To be done | Every entry must be given again exactly.
START
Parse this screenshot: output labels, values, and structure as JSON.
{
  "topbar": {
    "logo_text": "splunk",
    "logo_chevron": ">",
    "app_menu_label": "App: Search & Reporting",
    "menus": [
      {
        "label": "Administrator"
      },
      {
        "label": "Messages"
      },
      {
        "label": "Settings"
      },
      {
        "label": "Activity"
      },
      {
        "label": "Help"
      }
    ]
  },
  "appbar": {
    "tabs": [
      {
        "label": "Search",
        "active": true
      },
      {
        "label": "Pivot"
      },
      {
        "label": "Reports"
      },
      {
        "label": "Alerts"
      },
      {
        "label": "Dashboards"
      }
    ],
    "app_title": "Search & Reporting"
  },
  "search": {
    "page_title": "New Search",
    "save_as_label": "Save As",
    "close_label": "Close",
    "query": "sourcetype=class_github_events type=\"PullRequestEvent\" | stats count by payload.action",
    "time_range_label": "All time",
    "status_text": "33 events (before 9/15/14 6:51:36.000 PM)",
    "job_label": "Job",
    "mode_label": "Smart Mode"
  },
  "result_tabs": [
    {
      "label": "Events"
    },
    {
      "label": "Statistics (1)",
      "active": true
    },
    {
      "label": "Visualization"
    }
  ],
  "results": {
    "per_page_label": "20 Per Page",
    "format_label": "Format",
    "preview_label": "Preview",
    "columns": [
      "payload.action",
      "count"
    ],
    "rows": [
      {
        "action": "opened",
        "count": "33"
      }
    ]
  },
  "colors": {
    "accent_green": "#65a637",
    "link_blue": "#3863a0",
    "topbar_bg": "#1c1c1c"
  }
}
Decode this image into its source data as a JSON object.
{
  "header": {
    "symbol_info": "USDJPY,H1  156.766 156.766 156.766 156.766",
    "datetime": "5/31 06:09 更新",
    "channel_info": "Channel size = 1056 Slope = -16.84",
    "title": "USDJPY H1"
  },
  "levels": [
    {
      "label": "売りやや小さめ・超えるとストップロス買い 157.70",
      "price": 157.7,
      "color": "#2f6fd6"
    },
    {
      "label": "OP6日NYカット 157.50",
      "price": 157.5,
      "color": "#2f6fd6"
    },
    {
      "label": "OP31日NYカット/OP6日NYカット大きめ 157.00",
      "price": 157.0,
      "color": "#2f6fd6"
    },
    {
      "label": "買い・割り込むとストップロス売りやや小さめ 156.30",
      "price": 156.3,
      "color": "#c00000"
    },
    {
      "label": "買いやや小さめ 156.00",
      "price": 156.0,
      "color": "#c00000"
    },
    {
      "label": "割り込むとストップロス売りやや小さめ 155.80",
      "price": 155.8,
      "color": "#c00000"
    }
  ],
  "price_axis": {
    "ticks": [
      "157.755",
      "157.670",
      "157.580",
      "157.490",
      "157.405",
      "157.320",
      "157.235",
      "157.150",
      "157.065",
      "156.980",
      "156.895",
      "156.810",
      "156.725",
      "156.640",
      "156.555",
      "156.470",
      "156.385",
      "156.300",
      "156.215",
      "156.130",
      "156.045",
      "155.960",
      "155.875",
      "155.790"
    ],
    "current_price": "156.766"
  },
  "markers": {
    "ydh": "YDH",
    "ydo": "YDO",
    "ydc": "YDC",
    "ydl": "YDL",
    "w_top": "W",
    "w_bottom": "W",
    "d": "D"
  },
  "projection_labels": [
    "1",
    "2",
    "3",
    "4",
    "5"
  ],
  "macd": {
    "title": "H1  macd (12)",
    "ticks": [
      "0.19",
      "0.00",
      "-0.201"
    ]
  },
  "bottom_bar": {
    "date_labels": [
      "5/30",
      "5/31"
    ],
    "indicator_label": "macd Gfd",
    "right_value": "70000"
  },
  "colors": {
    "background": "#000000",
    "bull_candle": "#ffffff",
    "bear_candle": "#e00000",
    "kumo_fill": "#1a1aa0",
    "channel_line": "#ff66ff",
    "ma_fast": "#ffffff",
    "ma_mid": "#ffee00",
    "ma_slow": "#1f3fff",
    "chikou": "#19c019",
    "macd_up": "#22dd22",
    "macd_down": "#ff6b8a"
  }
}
END
Response |
Parse this screenshot: output labels, values, and structure as JSON.
{
  "topbar": {
    "logo_text": "splunk",
    "logo_chevron": ">",
    "app_menu_label": "App: Search & Reporting",
    "menus": [
      {
        "label": "Administrator"
      },
      {
        "label": "Messages"
      },
      {
        "label": "Settings"
      },
      {
        "label": "Activity"
      },
      {
        "label": "Help"
      }
    ]
  },
  "appbar": {
    "tabs": [
      {
        "label": "Search",
        "active": true
      },
      {
        "label": "Pivot"
      },
      {
        "label": "Reports"
      },
      {
        "label": "Alerts"
      },
      {
        "label": "Dashboards"
      }
    ],
    "app_title": "Search & Reporting"
  },
  "search": {
    "page_title": "New Search",
    "save_as_label": "Save As",
    "close_label": "Close",
    "query": "sourcetype=class_github_events type=\"PullRequestEvent\" | stats count by payload.action",
    "time_range_label": "All time",
    "status_text": "33 events (before 9/15/14 6:51:36.000 PM)",
    "job_label": "Job",
    "mode_label": "Smart Mode"
  },
  "result_tabs": [
    {
      "label": "Events"
    },
    {
      "label": "Statistics (1)",
      "active": true
    },
    {
      "label": "Visualization"
    }
  ],
  "results": {
    "per_page_label": "20 Per Page",
    "format_label": "Format",
    "preview_label": "Preview",
    "columns": [
      "payload.action",
      "count"
    ],
    "rows": [
      {
        "action": "opened",
        "count": "33"
      }
    ]
  },
  "colors": {
    "accent_green": "#65a637",
    "link_blue": "#3863a0",
    "topbar_bg": "#1c1c1c"
  }
}
Decode this image into its source data as a JSON object.
{
  "header": {
    "symbol_info": "USDJPY,H1  156.766 156.766 156.766 156.766",
    "datetime": "5/31 06:09 更新",
    "channel_info": "Channel size = 1056 Slope = -16.84",
    "title": "USDJPY H1"
  },
  "levels": [
    {
      "label": "売りやや小さめ・超えるとストップロス買い 157.70",
      "price": 157.7,
      "color": "#2f6fd6"
    },
    {
      "label": "OP6日NYカット 157.50",
      "price": 157.5,
      "color": "#2f6fd6"
    },
    {
      "label": "OP31日NYカット/OP6日NYカット大きめ 157.00",
      "price": 157.0,
      "color": "#2f6fd6"
    },
    {
      "label": "買い・割り込むとストップロス売りやや小さめ 156.30",
      "price": 156.3,
      "color": "#c00000"
    },
    {
      "label": "買いやや小さめ 156.00",
      "price": 156.0,
      "color": "#c00000"
    },
    {
      "label": "割り込むとストップロス売りやや小さめ 155.80",
      "price": 155.8,
      "color": "#c00000"
    }
  ],
  "price_axis": {
    "ticks": [
      "157.755",
      "157.670",
      "157.580",
      "157.490",
      "157.405",
      "157.320",
      "157.235",
      "157.150",
      "157.065",
      "156.980",
      "156.895",
      "156.810",
      "156.725",
      "156.640",
      "156.555",
      "156.470",
      "156.385",
      "156.300",
      "156.215",
      "156.130",
      "156.045",
      "155.960",
      "155.875",
      "155.790"
    ],
    "current_price": "156.766"
  },
  "markers": {
    "ydh": "YDH",
    "ydo": "YDO",
    "ydc": "YDC",
    "ydl": "YDL",
    "w_top": "W",
    "w_bottom": "W",
    "d": "D"
  },
  "projection_labels": [
    "1",
    "2",
    "3",
    "4",
    "5"
  ],
  "macd": {
    "title": "H1  macd (12)",
    "ticks": [
      "0.19",
      "0.00",
      "-0.201"
    ]
  },
  "bottom_bar": {
    "date_labels": [
      "5/30",
      "5/31"
    ],
    "indicator_label": "macd Gfd",
    "right_value": "70000"
  },
  "colors": {
    "background": "#000000",
    "bull_candle": "#ffffff",
    "bear_candle": "#e00000",
    "kumo_fill": "#1a1aa0",
    "channel_line": "#ff66ff",
    "ma_fast": "#ffffff",
    "ma_mid": "#ffee00",
    "ma_slow": "#1f3fff",
    "chikou": "#19c019",
    "macd_up": "#22dd22",
    "macd_down": "#ff6b8a"
  }
}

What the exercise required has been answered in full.